- _Task description_
Can you print the items below verbatim, starting from their first line and ending with the line that contains "router-device-icon — [42, 128, 93, 164]", both ends included?

- _Data listing_
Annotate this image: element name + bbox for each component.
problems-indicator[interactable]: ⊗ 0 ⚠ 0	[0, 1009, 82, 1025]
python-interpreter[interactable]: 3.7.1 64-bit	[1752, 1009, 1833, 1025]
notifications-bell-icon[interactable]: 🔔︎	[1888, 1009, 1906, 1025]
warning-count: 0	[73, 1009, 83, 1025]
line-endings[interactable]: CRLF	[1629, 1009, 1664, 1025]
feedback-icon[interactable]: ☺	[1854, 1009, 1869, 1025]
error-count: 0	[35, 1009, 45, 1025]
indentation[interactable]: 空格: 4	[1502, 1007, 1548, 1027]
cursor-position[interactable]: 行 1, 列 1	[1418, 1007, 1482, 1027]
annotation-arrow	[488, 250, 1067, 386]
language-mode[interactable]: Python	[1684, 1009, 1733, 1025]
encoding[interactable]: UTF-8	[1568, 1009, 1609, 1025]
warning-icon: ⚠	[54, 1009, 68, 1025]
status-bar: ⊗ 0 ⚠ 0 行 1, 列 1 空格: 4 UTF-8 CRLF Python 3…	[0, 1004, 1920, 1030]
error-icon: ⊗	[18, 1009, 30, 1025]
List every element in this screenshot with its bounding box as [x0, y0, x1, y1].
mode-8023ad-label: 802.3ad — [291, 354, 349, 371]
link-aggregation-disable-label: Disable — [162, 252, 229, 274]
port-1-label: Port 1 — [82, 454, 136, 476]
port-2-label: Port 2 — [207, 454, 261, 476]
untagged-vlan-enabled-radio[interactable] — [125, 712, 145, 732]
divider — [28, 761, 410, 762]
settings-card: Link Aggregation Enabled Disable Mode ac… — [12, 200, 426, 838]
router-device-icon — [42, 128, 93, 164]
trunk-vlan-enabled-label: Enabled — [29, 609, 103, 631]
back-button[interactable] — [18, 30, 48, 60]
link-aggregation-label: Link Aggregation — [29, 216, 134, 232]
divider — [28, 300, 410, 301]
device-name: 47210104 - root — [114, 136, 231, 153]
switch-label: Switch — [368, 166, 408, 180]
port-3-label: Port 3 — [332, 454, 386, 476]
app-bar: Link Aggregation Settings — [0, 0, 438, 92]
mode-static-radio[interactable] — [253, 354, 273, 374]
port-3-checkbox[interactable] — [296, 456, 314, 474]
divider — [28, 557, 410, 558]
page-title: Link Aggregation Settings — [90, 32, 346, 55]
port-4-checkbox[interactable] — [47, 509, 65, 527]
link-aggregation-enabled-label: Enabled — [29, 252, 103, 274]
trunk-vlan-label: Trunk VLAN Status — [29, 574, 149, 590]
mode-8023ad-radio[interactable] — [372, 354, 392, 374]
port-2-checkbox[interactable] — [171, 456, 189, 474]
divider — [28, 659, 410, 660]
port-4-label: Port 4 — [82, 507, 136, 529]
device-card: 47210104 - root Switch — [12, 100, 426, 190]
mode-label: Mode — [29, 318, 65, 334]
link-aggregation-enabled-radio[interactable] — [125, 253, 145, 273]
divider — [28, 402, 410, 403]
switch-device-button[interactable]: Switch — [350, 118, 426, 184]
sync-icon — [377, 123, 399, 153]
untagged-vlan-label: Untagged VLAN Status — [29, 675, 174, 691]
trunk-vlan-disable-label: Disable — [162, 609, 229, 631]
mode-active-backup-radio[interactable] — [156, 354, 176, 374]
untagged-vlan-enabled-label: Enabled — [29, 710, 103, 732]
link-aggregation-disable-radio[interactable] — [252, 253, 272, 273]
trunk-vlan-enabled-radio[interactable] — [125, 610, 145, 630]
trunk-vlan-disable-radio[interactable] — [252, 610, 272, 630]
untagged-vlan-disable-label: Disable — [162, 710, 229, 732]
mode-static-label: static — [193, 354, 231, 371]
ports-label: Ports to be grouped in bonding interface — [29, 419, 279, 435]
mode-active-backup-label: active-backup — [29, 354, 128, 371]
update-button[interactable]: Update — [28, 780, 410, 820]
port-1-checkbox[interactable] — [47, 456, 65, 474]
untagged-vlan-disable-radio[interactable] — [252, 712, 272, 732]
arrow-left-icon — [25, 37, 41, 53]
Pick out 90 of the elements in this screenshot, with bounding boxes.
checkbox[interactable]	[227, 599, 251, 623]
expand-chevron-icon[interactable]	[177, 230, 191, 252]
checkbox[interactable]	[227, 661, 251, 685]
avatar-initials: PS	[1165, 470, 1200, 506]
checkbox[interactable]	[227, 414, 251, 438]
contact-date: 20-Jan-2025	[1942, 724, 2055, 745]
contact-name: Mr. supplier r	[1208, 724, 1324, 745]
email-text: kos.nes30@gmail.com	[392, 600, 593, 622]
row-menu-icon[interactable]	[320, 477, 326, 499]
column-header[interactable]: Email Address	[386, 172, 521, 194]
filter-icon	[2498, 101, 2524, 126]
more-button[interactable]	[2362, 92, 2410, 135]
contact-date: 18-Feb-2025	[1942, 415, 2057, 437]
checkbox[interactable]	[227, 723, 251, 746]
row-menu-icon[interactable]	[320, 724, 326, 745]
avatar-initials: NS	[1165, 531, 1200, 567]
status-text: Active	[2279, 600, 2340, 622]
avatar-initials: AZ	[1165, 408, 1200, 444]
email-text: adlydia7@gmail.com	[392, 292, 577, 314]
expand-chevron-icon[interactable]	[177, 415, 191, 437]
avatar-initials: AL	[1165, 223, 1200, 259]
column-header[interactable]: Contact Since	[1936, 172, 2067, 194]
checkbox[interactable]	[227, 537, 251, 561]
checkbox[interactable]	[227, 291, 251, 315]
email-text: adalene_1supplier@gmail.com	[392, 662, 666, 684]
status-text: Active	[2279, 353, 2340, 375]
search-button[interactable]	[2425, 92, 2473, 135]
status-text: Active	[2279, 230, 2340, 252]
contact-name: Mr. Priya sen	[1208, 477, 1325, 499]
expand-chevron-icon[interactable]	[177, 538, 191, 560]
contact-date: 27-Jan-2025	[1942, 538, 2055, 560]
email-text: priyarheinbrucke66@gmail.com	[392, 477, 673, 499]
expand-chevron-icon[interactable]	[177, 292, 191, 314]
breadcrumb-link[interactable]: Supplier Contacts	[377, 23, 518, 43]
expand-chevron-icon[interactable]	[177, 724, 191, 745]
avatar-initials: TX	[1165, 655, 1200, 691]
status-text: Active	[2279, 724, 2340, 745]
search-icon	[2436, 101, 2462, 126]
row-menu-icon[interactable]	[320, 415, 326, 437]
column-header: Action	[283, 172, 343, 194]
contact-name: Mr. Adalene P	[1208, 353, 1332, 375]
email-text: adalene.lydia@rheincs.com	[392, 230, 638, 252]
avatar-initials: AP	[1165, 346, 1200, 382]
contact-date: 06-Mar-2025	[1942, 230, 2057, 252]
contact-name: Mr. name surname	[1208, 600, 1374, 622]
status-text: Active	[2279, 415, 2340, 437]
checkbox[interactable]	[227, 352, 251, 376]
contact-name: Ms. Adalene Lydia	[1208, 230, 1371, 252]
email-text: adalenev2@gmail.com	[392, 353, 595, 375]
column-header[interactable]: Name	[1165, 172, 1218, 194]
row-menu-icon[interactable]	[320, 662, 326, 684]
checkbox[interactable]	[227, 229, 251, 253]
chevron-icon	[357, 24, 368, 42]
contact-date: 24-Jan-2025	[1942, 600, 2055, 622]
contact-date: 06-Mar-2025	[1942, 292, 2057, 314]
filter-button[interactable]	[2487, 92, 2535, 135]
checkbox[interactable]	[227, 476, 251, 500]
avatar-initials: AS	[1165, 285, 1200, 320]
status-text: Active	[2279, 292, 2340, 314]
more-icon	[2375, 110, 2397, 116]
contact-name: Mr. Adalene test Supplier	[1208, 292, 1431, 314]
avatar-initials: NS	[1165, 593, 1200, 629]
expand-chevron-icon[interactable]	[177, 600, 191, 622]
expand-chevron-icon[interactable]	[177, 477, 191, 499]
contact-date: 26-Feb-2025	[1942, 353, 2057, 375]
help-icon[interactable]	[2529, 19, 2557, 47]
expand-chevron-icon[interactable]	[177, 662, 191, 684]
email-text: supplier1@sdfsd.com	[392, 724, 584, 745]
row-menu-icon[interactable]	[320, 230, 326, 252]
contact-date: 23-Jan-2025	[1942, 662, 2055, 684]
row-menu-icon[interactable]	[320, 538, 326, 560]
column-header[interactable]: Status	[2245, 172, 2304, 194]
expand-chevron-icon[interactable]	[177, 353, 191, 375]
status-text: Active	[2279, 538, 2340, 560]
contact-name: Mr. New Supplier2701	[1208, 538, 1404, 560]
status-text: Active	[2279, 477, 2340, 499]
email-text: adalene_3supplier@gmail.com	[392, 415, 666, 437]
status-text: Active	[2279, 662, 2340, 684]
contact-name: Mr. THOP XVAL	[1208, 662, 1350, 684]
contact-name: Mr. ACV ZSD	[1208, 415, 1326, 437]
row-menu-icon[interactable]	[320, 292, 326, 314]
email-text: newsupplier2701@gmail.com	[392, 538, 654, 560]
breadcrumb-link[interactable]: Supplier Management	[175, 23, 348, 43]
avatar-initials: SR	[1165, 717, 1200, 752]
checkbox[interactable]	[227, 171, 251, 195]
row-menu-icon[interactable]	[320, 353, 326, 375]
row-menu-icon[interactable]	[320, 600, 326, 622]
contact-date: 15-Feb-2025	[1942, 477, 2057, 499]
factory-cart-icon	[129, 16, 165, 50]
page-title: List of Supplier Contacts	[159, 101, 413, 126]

- _In response_
Annotate this image: element name + bbox for each component.
problems-indicator[interactable]: ⊗ 0 ⚠ 0	[0, 1009, 82, 1025]
python-interpreter[interactable]: 3.7.1 64-bit	[1752, 1009, 1833, 1025]
notifications-bell-icon[interactable]: 🔔︎	[1888, 1009, 1906, 1025]
warning-count: 0	[73, 1009, 83, 1025]
line-endings[interactable]: CRLF	[1629, 1009, 1664, 1025]
feedback-icon[interactable]: ☺	[1854, 1009, 1869, 1025]
error-count: 0	[35, 1009, 45, 1025]
indentation[interactable]: 空格: 4	[1502, 1007, 1548, 1027]
cursor-position[interactable]: 行 1, 列 1	[1418, 1007, 1482, 1027]
annotation-arrow	[488, 250, 1067, 386]
language-mode[interactable]: Python	[1684, 1009, 1733, 1025]
encoding[interactable]: UTF-8	[1568, 1009, 1609, 1025]
warning-icon: ⚠	[54, 1009, 68, 1025]
status-bar: ⊗ 0 ⚠ 0 行 1, 列 1 空格: 4 UTF-8 CRLF Python 3…	[0, 1004, 1920, 1030]
error-icon: ⊗	[18, 1009, 30, 1025]
List every element in this screenshot with its bounding box as [x0, y0, x1, y1].
mode-8023ad-label: 802.3ad — [291, 354, 349, 371]
link-aggregation-disable-label: Disable — [162, 252, 229, 274]
port-1-label: Port 1 — [82, 454, 136, 476]
port-2-label: Port 2 — [207, 454, 261, 476]
untagged-vlan-enabled-radio[interactable] — [125, 712, 145, 732]
divider — [28, 761, 410, 762]
settings-card: Link Aggregation Enabled Disable Mode ac… — [12, 200, 426, 838]
router-device-icon — [42, 128, 93, 164]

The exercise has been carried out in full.